> Description of the task:
Pick out every line holding the string "prédéfinis" and copy it.

(Records contained in a dataset)

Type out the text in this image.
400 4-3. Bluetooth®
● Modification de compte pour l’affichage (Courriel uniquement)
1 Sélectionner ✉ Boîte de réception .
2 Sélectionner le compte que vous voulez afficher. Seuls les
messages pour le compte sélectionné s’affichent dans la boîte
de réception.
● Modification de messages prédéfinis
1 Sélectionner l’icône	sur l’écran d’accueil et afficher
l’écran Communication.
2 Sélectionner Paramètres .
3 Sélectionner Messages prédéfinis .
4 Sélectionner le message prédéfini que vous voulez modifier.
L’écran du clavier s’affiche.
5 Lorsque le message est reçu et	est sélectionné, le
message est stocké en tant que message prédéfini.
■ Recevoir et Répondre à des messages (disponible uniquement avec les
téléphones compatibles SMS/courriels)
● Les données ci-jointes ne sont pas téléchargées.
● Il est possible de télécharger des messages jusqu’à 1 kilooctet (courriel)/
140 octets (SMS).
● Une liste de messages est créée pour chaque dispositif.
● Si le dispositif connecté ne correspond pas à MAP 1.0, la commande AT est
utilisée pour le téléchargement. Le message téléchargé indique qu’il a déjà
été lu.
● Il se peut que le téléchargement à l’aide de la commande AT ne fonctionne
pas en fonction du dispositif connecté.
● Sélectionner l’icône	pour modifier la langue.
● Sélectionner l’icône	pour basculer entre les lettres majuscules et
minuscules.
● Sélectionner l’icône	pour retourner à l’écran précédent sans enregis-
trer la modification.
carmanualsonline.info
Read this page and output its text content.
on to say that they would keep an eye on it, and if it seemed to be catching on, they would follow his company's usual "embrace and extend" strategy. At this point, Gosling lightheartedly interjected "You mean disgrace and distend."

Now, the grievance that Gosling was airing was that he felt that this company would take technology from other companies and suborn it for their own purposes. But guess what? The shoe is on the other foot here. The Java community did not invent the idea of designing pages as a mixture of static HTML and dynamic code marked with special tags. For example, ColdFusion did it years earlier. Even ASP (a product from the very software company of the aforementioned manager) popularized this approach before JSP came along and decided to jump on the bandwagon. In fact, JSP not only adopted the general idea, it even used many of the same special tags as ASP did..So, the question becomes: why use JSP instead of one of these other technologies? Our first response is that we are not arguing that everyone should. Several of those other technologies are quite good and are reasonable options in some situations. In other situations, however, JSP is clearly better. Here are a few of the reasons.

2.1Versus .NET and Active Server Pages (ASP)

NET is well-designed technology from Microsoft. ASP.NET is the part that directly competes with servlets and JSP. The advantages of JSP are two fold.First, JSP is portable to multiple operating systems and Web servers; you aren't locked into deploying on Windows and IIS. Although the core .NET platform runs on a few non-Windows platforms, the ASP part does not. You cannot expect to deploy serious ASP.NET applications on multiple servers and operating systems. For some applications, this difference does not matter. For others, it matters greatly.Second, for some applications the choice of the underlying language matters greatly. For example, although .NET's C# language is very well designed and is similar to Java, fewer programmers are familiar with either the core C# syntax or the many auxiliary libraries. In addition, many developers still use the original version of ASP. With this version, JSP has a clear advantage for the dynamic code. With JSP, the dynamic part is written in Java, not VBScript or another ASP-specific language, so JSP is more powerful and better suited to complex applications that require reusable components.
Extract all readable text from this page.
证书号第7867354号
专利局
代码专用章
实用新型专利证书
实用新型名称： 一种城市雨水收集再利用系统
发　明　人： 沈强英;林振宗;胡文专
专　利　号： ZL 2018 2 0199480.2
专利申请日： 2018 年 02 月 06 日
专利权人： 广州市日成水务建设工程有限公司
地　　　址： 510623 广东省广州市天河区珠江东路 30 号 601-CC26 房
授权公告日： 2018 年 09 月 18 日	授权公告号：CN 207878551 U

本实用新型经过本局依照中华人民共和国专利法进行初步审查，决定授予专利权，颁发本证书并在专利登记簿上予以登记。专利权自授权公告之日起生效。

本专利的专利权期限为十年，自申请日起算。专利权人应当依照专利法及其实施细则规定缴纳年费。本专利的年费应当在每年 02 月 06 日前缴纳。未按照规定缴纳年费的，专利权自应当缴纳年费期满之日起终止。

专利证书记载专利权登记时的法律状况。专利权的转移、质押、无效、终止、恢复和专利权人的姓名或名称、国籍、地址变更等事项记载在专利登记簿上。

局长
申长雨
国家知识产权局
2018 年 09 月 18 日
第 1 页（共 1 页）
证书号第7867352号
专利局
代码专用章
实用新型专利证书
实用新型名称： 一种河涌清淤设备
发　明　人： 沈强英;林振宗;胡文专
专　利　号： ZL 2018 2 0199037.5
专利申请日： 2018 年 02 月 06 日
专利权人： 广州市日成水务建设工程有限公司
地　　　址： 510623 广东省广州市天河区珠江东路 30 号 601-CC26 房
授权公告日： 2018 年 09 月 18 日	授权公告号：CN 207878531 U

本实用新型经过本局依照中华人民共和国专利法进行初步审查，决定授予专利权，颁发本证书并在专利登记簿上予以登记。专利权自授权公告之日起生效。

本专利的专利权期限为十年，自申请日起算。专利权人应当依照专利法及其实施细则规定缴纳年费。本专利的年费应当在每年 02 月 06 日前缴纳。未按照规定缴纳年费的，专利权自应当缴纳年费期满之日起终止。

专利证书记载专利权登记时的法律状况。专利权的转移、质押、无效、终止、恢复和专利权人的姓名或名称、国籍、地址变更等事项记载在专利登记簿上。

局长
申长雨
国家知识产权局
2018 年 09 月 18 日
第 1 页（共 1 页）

> Response to the exercise:
● Modification de messages prédéfinis
3 Sélectionner Messages prédéfinis .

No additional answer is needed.